Work instructions >> Reproduce each of the following lines word for word, leaving every character unchanged.

Annotated element entries >>
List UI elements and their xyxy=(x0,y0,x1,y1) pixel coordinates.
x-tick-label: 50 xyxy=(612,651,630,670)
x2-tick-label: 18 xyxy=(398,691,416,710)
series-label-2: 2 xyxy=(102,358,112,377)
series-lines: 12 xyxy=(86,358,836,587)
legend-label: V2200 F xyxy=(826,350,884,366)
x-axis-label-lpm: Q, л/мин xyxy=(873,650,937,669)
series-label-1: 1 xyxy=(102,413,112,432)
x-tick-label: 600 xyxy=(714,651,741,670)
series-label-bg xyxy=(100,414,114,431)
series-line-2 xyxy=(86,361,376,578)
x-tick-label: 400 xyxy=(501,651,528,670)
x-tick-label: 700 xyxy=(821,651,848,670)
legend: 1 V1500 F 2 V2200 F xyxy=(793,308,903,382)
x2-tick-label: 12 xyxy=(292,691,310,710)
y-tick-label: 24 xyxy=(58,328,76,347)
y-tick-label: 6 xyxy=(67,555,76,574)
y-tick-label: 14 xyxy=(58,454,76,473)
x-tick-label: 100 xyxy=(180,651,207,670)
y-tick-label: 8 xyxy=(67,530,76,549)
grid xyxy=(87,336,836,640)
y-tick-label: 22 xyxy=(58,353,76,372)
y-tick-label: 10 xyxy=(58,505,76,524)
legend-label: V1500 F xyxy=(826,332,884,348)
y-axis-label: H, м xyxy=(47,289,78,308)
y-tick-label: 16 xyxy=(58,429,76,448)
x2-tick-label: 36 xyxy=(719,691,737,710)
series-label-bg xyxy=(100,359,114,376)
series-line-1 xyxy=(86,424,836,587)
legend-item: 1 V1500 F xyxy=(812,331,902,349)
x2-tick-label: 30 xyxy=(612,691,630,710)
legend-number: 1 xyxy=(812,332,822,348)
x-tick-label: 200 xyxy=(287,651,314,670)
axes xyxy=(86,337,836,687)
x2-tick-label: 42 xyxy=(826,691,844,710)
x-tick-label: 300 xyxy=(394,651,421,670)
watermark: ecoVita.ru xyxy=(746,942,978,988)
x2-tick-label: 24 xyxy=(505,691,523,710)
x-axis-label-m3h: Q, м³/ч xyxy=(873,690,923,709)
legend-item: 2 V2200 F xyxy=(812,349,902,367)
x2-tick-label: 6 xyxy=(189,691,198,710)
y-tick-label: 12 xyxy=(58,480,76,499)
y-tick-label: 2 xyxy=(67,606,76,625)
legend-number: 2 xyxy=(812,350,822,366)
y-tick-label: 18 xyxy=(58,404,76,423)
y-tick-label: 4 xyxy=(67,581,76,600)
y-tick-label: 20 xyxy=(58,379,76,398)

Complete response >>
List UI elements and their xyxy=(x0,y0,x1,y1) pixel coordinates.
x-tick-label: 50 xyxy=(612,651,630,670)
x2-tick-label: 18 xyxy=(398,691,416,710)
series-label-2: 2 xyxy=(102,358,112,377)
series-lines: 12 xyxy=(86,358,836,587)
legend-label: V2200 F xyxy=(826,350,884,366)
x-axis-label-lpm: Q, л/мин xyxy=(873,650,937,669)
series-label-1: 1 xyxy=(102,413,112,432)
x-tick-label: 600 xyxy=(714,651,741,670)
series-label-bg xyxy=(100,414,114,431)
series-line-2 xyxy=(86,361,376,578)
x-tick-label: 400 xyxy=(501,651,528,670)
x-tick-label: 700 xyxy=(821,651,848,670)
legend: 1 V1500 F 2 V2200 F xyxy=(793,308,903,382)
x2-tick-label: 12 xyxy=(292,691,310,710)
y-tick-label: 24 xyxy=(58,328,76,347)
y-tick-label: 6 xyxy=(67,555,76,574)
y-tick-label: 14 xyxy=(58,454,76,473)
x-tick-label: 100 xyxy=(180,651,207,670)
y-tick-label: 8 xyxy=(67,530,76,549)
grid xyxy=(87,336,836,640)
y-tick-label: 22 xyxy=(58,353,76,372)
y-tick-label: 10 xyxy=(58,505,76,524)
legend-label: V1500 F xyxy=(826,332,884,348)
y-axis-label: H, м xyxy=(47,289,78,308)
y-tick-label: 16 xyxy=(58,429,76,448)
x2-tick-label: 36 xyxy=(719,691,737,710)
series-label-bg xyxy=(100,359,114,376)
series-line-1 xyxy=(86,424,836,587)
legend-item: 1 V1500 F xyxy=(812,331,902,349)
x2-tick-label: 30 xyxy=(612,691,630,710)
legend-number: 1 xyxy=(812,332,822,348)
x-tick-label: 200 xyxy=(287,651,314,670)
axes xyxy=(86,337,836,687)
x2-tick-label: 42 xyxy=(826,691,844,710)
x-tick-label: 300 xyxy=(394,651,421,670)
watermark: ecoVita.ru xyxy=(746,942,978,988)
x2-tick-label: 24 xyxy=(505,691,523,710)
x-axis-label-m3h: Q, м³/ч xyxy=(873,690,923,709)
legend-item: 2 V2200 F xyxy=(812,349,902,367)
x2-tick-label: 6 xyxy=(189,691,198,710)
y-tick-label: 12 xyxy=(58,480,76,499)
y-tick-label: 2 xyxy=(67,606,76,625)
legend-number: 2 xyxy=(812,350,822,366)
y-tick-label: 18 xyxy=(58,404,76,423)
y-tick-label: 4 xyxy=(67,581,76,600)
y-tick-label: 20 xyxy=(58,379,76,398)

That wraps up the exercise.